Excerpts from a figure dataset
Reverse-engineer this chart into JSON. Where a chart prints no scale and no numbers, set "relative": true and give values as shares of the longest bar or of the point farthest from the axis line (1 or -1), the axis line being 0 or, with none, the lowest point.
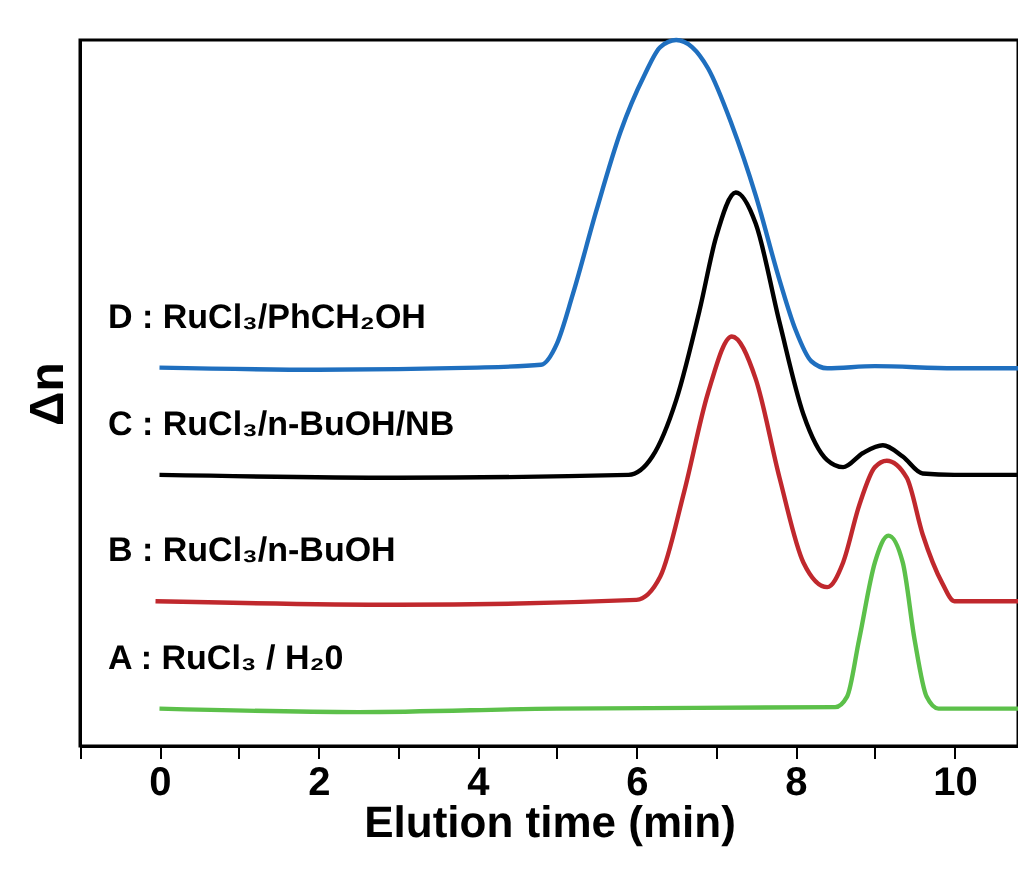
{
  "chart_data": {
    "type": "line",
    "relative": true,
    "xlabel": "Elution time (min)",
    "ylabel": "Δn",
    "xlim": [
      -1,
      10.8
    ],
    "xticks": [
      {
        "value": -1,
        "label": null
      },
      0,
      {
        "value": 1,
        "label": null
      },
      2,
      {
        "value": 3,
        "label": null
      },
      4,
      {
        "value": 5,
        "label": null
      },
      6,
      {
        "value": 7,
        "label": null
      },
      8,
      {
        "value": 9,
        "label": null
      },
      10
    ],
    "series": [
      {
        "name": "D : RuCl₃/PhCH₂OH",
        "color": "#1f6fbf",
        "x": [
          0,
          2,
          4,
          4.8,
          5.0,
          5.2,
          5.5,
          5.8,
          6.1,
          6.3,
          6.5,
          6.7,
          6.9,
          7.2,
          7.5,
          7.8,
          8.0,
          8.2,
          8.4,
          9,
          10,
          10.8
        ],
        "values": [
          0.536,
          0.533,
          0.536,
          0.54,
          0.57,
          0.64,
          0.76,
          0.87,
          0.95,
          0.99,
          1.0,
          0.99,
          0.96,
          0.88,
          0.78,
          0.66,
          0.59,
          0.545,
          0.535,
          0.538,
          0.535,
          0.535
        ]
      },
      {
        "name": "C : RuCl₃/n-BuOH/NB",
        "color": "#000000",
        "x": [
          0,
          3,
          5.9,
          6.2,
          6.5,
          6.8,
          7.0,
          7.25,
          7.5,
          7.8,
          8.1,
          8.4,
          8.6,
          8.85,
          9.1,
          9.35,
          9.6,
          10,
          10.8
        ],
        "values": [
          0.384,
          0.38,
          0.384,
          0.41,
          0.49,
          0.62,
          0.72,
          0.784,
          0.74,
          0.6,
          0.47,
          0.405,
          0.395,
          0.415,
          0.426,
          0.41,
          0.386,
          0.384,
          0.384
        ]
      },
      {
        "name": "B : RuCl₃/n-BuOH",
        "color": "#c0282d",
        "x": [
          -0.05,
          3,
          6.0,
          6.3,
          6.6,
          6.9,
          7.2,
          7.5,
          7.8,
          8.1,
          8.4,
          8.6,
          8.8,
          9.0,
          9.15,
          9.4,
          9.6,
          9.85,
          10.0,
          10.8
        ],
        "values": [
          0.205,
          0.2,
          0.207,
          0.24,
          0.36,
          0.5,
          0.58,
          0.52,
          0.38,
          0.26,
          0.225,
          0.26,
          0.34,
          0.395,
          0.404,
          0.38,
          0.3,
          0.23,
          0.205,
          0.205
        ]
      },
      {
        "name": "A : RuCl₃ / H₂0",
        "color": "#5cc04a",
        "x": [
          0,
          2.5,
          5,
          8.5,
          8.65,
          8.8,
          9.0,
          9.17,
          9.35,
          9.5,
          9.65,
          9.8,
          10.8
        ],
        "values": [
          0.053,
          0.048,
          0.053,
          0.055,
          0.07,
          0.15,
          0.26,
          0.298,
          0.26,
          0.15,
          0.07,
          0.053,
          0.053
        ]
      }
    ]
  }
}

To do: Reproduce the listing word for word and omit its pictures.

Expected answer:
Reverse-engineer this chart into JSON. Where a chart prints no scale and no numbers, set "relative": true and give values as shares of the longest bar or of the point farthest from the axis line (1 or -1), the axis line being 0 or, with none, the lowest point.
{
  "chart_data": {
    "type": "line",
    "relative": true,
    "xlabel": "Elution time (min)",
    "ylabel": "Δn",
    "xlim": [
      -1,
      10.8
    ],
    "xticks": [
      {
        "value": -1,
        "label": null
      },
      0,
      {
        "value": 1,
        "label": null
      },
      2,
      {
        "value": 3,
        "label": null
      },
      4,
      {
        "value": 5,
        "label": null
      },
      6,
      {
        "value": 7,
        "label": null
      },
      8,
      {
        "value": 9,
        "label": null
      },
      10
    ],
    "series": [
      {
        "name": "D : RuCl₃/PhCH₂OH",
        "color": "#1f6fbf",
        "x": [
          0,
          2,
          4,
          4.8,
          5.0,
          5.2,
          5.5,
          5.8,
          6.1,
          6.3,
          6.5,
          6.7,
          6.9,
          7.2,
          7.5,
          7.8,
          8.0,
          8.2,
          8.4,
          9,
          10,
          10.8
        ],
        "values": [
          0.536,
          0.533,
          0.536,
          0.54,
          0.57,
          0.64,
          0.76,
          0.87,
          0.95,
          0.99,
          1.0,
          0.99,
          0.96,
          0.88,
          0.78,
          0.66,
          0.59,
          0.545,
          0.535,
          0.538,
          0.535,
          0.535
        ]
      },
      {
        "name": "C : RuCl₃/n-BuOH/NB",
        "color": "#000000",
        "x": [
          0,
          3,
          5.9,
          6.2,
          6.5,
          6.8,
          7.0,
          7.25,
          7.5,
          7.8,
          8.1,
          8.4,
          8.6,
          8.85,
          9.1,
          9.35,
          9.6,
          10,
          10.8
        ],
        "values": [
          0.384,
          0.38,
          0.384,
          0.41,
          0.49,
          0.62,
          0.72,
          0.784,
          0.74,
          0.6,
          0.47,
          0.405,
          0.395,
          0.415,
          0.426,
          0.41,
          0.386,
          0.384,
          0.384
        ]
      },
      {
        "name": "B : RuCl₃/n-BuOH",
        "color": "#c0282d",
        "x": [
          -0.05,
          3,
          6.0,
          6.3,
          6.6,
          6.9,
          7.2,
          7.5,
          7.8,
          8.1,
          8.4,
          8.6,
          8.8,
          9.0,
          9.15,
          9.4,
          9.6,
          9.85,
          10.0,
          10.8
        ],
        "values": [
          0.205,
          0.2,
          0.207,
          0.24,
          0.36,
          0.5,
          0.58,
          0.52,
          0.38,
          0.26,
          0.225,
          0.26,
          0.34,
          0.395,
          0.404,
          0.38,
          0.3,
          0.23,
          0.205,
          0.205
        ]
      },
      {
        "name": "A : RuCl₃ / H₂0",
        "color": "#5cc04a",
        "x": [
          0,
          2.5,
          5,
          8.5,
          8.65,
          8.8,
          9.0,
          9.17,
          9.35,
          9.5,
          9.65,
          9.8,
          10.8
        ],
        "values": [
          0.053,
          0.048,
          0.053,
          0.055,
          0.07,
          0.15,
          0.26,
          0.298,
          0.26,
          0.15,
          0.07,
          0.053,
          0.053
        ]
      }
    ]
  }
}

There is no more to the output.